*Dataset rows about figures*
----------
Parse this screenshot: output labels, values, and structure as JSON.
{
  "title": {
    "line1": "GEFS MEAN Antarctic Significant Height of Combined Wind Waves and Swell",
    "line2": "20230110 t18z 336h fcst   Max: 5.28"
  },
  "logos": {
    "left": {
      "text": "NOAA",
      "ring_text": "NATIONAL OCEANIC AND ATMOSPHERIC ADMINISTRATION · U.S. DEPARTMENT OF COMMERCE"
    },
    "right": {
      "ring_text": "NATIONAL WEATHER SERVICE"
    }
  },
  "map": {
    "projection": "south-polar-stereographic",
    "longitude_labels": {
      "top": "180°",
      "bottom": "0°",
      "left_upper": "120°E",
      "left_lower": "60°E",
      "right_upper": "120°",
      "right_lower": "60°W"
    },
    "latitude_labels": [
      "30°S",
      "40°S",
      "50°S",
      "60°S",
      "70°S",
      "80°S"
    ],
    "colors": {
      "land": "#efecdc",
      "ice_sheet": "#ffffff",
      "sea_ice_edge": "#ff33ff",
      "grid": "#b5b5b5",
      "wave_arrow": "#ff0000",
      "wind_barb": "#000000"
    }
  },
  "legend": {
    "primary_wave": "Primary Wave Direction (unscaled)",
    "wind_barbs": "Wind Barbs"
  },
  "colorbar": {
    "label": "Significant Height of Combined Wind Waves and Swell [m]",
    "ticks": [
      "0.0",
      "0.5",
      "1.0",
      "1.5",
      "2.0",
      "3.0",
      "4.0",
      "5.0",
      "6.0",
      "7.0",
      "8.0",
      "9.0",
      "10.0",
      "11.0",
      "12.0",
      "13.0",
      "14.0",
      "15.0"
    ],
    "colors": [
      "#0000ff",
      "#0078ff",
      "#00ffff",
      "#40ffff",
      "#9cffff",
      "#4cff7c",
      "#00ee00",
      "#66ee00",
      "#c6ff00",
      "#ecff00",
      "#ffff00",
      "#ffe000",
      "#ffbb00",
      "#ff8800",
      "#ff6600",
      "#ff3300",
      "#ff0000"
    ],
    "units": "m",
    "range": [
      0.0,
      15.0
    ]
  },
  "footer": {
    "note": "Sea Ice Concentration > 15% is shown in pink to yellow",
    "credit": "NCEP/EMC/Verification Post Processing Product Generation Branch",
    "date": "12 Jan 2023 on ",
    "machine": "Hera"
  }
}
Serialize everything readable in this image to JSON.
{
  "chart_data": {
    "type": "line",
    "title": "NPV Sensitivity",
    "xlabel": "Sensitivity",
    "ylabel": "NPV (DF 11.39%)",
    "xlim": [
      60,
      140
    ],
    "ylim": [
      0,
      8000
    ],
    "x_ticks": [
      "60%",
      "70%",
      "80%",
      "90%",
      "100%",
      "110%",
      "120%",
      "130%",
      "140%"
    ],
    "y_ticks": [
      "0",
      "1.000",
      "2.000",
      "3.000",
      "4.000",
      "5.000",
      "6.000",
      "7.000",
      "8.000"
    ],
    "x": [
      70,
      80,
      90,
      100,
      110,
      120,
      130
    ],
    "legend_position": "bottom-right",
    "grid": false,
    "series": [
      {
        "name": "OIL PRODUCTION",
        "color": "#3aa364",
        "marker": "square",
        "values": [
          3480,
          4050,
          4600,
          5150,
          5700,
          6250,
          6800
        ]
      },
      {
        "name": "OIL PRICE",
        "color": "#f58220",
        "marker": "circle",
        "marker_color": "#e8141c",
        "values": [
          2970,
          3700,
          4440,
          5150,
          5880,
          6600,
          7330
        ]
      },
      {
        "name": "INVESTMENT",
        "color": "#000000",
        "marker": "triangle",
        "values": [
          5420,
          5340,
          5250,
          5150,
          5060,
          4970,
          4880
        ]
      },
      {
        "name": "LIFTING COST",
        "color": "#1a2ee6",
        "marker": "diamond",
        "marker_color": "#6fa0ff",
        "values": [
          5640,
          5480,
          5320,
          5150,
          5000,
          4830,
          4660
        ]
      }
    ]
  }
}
----------
*TASK TO CARRY OUT*
Gather up the lines that contain the word "Combined".

*RESPONSE BELOW*
    "line1": "GEFS MEAN Antarctic Significant Height of Combined Wind Waves and Swell",
    "label": "Significant Height of Combined Wind Waves and Swell [m]",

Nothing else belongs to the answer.